--- Prompt ---
Leave out the pictures and restate the rest of the data exactly.
** START OF Source records **
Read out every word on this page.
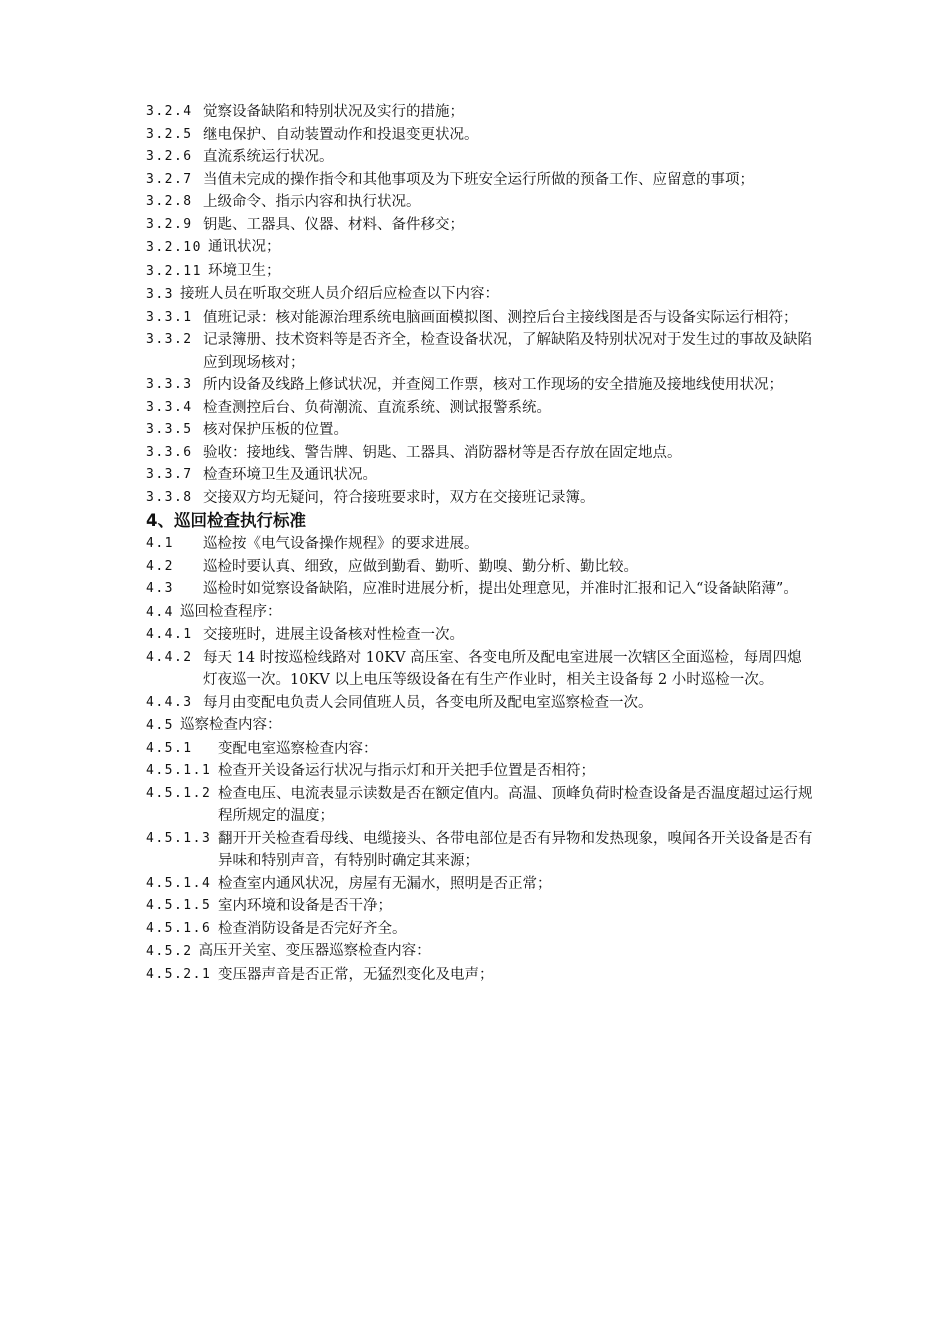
3.2.4 觉察设备缺陷和特别状况及实行的措施；
3.2.5 继电保护、自动装置动作和投退变更状况。
3.2.6 直流系统运行状况。
3.2.7 当值未完成的操作指令和其他事项及为下班安全运行所做的预备工作、应留意的事项；
3.2.8 上级命令、指示内容和执行状况。
3.2.9 钥匙、工器具、仪器、材料、备件移交；
3.2.10 通讯状况；
3.2.11 环境卫生；
3.3 接班人员在听取交班人员介绍后应检查以下内容：
3.3.1 值班记录：核对能源治理系统电脑画面模拟图、测控后台主接线图是否与设备实际运行相符；
3.3.2 记录簿册、技术资料等是否齐全，检查设备状况，了解缺陷及特别状况对于发生过的事故及缺陷应到现场核对；
3.3.3 所内设备及线路上修试状况，并查阅工作票，核对工作现场的安全措施及接地线使用状况；
3.3.4 检查测控后台、负荷潮流、直流系统、测试报警系统。
3.3.5 核对保护压板的位置。
3.3.6 验收：接地线、警告牌、钥匙、工器具、消防器材等是否存放在固定地点。
3.3.7 检查环境卫生及通讯状况。
3.3.8 交接双方均无疑问，符合接班要求时，双方在交接班记录簿。
4、巡回检查执行标准
4.1	巡检按《电气设备操作规程》的要求进展。
4.2	巡检时要认真、细致，应做到勤看、勤听、勤嗅、勤分析、勤比较。
4.3	巡检时如觉察设备缺陷，应准时进展分析，提出处理意见，并准时汇报和记入“设备缺陷薄”。
4.4 巡回检查程序：
4.4.1 交接班时，进展主设备核对性检查一次。
4.4.2 每天 14 时按巡检线路对 10KV 高压室、各变电所及配电室进展一次辖区全面巡检，每周四熄灯夜巡一次。10KV 以上电压等级设备在有生产作业时，相关主设备每 2 小时巡检一次。
4.4.3 每月由变配电负责人会同值班人员，各变电所及配电室巡察检查一次。
4.5 巡察检查内容：
4.5.1	变配电室巡察检查内容：
4.5.1.1 检查开关设备运行状况与指示灯和开关把手位置是否相符；
4.5.1.2 检查电压、电流表显示读数是否在额定值内。高温、顶峰负荷时检查设备是否温度超过运行规程所规定的温度；
4.5.1.3 翻开开关检查看母线、电缆接头、各带电部位是否有异物和发热现象，嗅闻各开关设备是否有异味和特别声音，有特别时确定其来源；
4.5.1.4 检查室内通风状况，房屋有无漏水，照明是否正常；
4.5.1.5 室内环境和设备是否干净；
4.5.1.6 检查消防设备是否完好齐全。
4.5.2 高压开关室、变压器巡察检查内容：
4.5.2.1 变压器声音是否正常，无猛烈变化及电声；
** END OF Source records **
--- The result ---
Read out every word on this page.
3.2.4 觉察设备缺陷和特别状况及实行的措施；
3.2.5 继电保护、自动装置动作和投退变更状况。
3.2.6 直流系统运行状况。
3.2.7 当值未完成的操作指令和其他事项及为下班安全运行所做的预备工作、应留意的事项；
3.2.8 上级命令、指示内容和执行状况。
3.2.9 钥匙、工器具、仪器、材料、备件移交；
3.2.10 通讯状况；
3.2.11 环境卫生；
3.3 接班人员在听取交班人员介绍后应检查以下内容：
3.3.1 值班记录：核对能源治理系统电脑画面模拟图、测控后台主接线图是否与设备实际运行相符；
3.3.2 记录簿册、技术资料等是否齐全，检查设备状况，了解缺陷及特别状况对于发生过的事故及缺陷应到现场核对；
3.3.3 所内设备及线路上修试状况，并查阅工作票，核对工作现场的安全措施及接地线使用状况；
3.3.4 检查测控后台、负荷潮流、直流系统、测试报警系统。
3.3.5 核对保护压板的位置。
3.3.6 验收：接地线、警告牌、钥匙、工器具、消防器材等是否存放在固定地点。
3.3.7 检查环境卫生及通讯状况。
3.3.8 交接双方均无疑问，符合接班要求时，双方在交接班记录簿。
4、巡回检查执行标准
4.1	巡检按《电气设备操作规程》的要求进展。
4.2	巡检时要认真、细致，应做到勤看、勤听、勤嗅、勤分析、勤比较。
4.3	巡检时如觉察设备缺陷，应准时进展分析，提出处理意见，并准时汇报和记入“设备缺陷薄”。
4.4 巡回检查程序：
4.4.1 交接班时，进展主设备核对性检查一次。
4.4.2 每天 14 时按巡检线路对 10KV 高压室、各变电所及配电室进展一次辖区全面巡检，每周四熄灯夜巡一次。10KV 以上电压等级设备在有生产作业时，相关主设备每 2 小时巡检一次。
4.4.3 每月由变配电负责人会同值班人员，各变电所及配电室巡察检查一次。
4.5 巡察检查内容：
4.5.1	变配电室巡察检查内容：
4.5.1.1 检查开关设备运行状况与指示灯和开关把手位置是否相符；
4.5.1.2 检查电压、电流表显示读数是否在额定值内。高温、顶峰负荷时检查设备是否温度超过运行规程所规定的温度；
4.5.1.3 翻开开关检查看母线、电缆接头、各带电部位是否有异物和发热现象，嗅闻各开关设备是否有异味和特别声音，有特别时确定其来源；
4.5.1.4 检查室内通风状况，房屋有无漏水，照明是否正常；
4.5.1.5 室内环境和设备是否干净；
4.5.1.6 检查消防设备是否完好齐全。
4.5.2 高压开关室、变压器巡察检查内容：
4.5.2.1 变压器声音是否正常，无猛烈变化及电声；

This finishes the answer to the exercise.